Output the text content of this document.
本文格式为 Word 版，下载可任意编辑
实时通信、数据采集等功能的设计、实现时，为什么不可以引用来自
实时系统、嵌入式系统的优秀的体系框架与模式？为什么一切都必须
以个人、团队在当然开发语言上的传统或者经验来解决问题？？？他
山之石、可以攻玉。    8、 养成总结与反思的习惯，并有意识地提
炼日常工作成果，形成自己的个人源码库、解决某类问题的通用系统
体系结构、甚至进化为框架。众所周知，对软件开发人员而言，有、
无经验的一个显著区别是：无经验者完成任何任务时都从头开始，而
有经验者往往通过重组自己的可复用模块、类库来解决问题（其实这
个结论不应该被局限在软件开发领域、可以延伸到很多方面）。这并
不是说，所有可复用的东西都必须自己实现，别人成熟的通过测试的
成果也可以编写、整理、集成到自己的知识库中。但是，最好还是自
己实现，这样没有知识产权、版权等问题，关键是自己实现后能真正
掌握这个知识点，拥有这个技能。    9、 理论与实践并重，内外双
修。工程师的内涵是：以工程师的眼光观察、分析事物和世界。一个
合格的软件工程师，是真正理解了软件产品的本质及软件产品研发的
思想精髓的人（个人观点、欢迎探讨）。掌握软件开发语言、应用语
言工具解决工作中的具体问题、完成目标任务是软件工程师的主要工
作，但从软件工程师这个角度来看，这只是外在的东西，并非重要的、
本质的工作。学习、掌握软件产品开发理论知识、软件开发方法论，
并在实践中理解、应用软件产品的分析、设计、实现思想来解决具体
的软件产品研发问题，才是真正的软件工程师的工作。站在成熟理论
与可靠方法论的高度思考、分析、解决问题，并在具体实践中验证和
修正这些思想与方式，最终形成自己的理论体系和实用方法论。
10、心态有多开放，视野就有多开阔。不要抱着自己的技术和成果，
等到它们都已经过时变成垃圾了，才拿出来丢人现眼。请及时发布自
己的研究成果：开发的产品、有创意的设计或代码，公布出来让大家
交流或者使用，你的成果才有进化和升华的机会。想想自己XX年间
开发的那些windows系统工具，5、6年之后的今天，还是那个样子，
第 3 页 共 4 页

______

Output every record above exactly as it appears.

**REPLY**
Output the text content of this document.
本文格式为 Word 版，下载可任意编辑
实时通信、数据采集等功能的设计、实现时，为什么不可以引用来自
实时系统、嵌入式系统的优秀的体系框架与模式？为什么一切都必须
以个人、团队在当然开发语言上的传统或者经验来解决问题？？？他
山之石、可以攻玉。    8、 养成总结与反思的习惯，并有意识地提
炼日常工作成果，形成自己的个人源码库、解决某类问题的通用系统
体系结构、甚至进化为框架。众所周知，对软件开发人员而言，有、
无经验的一个显著区别是：无经验者完成任何任务时都从头开始，而
有经验者往往通过重组自己的可复用模块、类库来解决问题（其实这
个结论不应该被局限在软件开发领域、可以延伸到很多方面）。这并
不是说，所有可复用的东西都必须自己实现，别人成熟的通过测试的
成果也可以编写、整理、集成到自己的知识库中。但是，最好还是自
己实现，这样没有知识产权、版权等问题，关键是自己实现后能真正
掌握这个知识点，拥有这个技能。    9、 理论与实践并重，内外双
修。工程师的内涵是：以工程师的眼光观察、分析事物和世界。一个
合格的软件工程师，是真正理解了软件产品的本质及软件产品研发的
思想精髓的人（个人观点、欢迎探讨）。掌握软件开发语言、应用语
言工具解决工作中的具体问题、完成目标任务是软件工程师的主要工
作，但从软件工程师这个角度来看，这只是外在的东西，并非重要的、
本质的工作。学习、掌握软件产品开发理论知识、软件开发方法论，
并在实践中理解、应用软件产品的分析、设计、实现思想来解决具体
的软件产品研发问题，才是真正的软件工程师的工作。站在成熟理论
与可靠方法论的高度思考、分析、解决问题，并在具体实践中验证和
修正这些思想与方式，最终形成自己的理论体系和实用方法论。
10、心态有多开放，视野就有多开阔。不要抱着自己的技术和成果，
等到它们都已经过时变成垃圾了，才拿出来丢人现眼。请及时发布自
己的研究成果：开发的产品、有创意的设计或代码，公布出来让大家
交流或者使用，你的成果才有进化和升华的机会。想想自己XX年间
开发的那些windows系统工具，5、6年之后的今天，还是那个样子，
第 3 页 共 4 页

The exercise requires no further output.